Copy each line of the data below with the word "them".

### SUPPLIED RECORDS
--- Start ---
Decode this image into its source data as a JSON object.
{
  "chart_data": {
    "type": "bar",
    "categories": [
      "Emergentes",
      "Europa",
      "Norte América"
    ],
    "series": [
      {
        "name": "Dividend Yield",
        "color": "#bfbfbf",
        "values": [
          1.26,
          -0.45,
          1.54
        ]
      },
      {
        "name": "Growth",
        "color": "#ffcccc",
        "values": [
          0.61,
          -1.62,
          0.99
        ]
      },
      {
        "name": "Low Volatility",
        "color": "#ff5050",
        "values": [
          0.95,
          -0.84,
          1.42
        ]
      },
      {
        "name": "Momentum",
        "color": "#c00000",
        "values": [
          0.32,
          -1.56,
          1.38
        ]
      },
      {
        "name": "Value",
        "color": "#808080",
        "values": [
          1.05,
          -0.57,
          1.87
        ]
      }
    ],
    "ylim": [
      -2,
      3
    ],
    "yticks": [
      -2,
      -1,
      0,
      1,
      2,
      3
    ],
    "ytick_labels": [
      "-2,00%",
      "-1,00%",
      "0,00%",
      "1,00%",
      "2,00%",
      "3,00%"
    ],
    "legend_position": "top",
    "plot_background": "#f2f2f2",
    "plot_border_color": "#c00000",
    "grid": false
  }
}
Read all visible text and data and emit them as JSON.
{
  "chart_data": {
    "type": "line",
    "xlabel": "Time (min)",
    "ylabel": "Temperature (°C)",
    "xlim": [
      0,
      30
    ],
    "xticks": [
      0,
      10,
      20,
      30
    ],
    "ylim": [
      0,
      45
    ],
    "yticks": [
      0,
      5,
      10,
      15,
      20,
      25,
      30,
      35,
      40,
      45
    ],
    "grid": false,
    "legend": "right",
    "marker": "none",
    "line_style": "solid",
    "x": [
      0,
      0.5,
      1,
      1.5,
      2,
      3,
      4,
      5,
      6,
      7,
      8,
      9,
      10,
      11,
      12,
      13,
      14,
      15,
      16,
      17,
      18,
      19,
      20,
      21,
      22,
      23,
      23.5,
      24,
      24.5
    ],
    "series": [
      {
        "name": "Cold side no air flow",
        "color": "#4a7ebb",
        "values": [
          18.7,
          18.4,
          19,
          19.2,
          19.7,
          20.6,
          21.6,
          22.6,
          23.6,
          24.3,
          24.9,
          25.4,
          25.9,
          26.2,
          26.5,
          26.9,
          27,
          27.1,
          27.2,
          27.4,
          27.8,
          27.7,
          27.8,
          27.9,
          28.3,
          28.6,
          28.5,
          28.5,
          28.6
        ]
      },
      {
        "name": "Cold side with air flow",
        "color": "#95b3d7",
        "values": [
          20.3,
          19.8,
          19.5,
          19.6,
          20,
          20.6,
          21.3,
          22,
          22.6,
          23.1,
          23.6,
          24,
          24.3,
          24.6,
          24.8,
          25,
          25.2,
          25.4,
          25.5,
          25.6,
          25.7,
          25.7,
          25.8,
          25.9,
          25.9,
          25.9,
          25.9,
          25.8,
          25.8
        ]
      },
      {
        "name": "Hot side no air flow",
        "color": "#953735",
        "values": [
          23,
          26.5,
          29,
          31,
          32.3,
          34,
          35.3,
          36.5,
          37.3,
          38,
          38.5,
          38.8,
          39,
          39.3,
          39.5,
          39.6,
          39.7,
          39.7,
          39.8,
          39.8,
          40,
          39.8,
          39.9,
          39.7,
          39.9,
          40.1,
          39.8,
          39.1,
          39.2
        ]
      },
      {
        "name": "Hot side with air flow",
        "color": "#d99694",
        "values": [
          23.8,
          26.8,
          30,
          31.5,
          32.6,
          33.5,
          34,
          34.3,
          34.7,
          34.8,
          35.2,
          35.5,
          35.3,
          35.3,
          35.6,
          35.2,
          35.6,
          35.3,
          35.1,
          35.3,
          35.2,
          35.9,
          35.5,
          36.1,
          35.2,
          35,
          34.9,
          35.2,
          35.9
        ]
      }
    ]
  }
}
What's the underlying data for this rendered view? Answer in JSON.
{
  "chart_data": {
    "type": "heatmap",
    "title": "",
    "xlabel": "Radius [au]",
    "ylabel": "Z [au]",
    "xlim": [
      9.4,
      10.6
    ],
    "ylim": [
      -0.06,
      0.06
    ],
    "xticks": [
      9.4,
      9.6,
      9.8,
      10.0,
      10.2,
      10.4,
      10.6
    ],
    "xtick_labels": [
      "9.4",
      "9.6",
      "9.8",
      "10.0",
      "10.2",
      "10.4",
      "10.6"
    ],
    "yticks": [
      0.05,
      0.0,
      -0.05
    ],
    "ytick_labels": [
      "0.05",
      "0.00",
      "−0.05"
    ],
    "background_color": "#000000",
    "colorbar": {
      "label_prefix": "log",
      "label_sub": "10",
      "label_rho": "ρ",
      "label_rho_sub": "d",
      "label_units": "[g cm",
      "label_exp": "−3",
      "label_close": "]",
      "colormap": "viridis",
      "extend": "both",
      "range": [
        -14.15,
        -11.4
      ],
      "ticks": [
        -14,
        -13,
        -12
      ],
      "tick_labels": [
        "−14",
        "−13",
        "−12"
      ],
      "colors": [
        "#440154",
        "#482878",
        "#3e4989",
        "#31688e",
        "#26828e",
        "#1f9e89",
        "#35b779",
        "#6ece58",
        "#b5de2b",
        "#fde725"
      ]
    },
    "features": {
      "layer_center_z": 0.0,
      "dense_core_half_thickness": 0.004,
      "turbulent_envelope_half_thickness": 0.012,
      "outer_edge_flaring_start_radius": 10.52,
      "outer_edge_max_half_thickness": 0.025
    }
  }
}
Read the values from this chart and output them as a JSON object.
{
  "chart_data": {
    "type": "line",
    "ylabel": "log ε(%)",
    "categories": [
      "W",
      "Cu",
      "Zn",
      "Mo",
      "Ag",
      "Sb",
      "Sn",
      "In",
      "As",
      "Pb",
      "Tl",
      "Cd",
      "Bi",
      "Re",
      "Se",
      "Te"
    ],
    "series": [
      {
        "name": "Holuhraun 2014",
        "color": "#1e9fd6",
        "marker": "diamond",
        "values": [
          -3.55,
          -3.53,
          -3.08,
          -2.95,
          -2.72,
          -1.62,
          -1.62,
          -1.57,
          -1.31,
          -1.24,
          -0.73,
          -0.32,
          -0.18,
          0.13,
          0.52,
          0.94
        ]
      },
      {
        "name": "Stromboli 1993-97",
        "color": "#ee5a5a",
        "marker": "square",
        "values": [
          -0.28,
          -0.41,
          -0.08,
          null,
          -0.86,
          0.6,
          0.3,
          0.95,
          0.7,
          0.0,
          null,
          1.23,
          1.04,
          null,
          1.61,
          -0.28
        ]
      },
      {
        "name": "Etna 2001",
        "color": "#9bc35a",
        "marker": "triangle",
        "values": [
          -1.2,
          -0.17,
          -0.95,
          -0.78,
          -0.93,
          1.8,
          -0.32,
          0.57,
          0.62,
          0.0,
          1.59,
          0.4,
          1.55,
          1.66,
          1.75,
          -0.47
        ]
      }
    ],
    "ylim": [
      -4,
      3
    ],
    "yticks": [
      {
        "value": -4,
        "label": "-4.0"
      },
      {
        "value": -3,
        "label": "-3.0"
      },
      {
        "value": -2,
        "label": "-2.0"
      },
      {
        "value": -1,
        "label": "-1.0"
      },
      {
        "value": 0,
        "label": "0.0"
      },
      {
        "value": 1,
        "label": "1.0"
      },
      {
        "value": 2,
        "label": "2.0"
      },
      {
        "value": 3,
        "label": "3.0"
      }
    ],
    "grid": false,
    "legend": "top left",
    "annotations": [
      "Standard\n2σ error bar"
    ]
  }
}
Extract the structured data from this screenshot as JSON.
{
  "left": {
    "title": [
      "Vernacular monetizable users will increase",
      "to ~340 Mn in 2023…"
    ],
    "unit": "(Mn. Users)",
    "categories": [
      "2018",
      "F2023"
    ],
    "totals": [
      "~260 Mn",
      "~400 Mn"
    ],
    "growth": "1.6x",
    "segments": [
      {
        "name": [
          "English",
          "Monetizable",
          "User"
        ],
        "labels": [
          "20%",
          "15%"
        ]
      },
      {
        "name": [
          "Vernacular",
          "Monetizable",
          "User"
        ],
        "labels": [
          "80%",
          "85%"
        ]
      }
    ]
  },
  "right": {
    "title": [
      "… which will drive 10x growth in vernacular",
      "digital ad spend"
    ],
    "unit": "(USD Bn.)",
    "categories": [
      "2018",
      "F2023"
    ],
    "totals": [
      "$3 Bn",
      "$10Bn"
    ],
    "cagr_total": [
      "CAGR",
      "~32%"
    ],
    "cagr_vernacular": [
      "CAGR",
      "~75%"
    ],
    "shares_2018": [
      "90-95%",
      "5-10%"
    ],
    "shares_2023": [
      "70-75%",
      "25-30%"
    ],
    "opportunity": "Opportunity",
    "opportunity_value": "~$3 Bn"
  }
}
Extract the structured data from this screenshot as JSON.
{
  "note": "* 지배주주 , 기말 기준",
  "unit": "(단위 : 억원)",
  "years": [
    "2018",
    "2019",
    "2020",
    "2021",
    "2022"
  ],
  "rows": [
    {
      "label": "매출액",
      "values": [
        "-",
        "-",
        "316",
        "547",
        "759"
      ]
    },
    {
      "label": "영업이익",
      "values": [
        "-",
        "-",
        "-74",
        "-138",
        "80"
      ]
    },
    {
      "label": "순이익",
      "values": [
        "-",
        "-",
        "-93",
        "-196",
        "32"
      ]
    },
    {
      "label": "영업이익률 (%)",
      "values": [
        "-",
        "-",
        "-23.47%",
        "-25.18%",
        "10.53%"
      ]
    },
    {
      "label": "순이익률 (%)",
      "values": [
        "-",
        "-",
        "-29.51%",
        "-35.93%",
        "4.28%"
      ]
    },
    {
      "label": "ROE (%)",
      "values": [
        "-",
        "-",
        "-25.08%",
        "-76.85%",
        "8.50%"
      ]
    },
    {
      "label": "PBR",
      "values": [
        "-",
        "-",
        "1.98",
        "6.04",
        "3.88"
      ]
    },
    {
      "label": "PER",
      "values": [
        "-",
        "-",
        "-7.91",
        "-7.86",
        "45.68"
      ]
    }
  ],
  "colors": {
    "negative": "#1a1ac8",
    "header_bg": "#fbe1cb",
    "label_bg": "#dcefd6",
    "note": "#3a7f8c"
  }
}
--- End ---
### TASK RESULT
Read all visible text and data and emit them as JSON.
Read the values from this chart and output them as a JSON object.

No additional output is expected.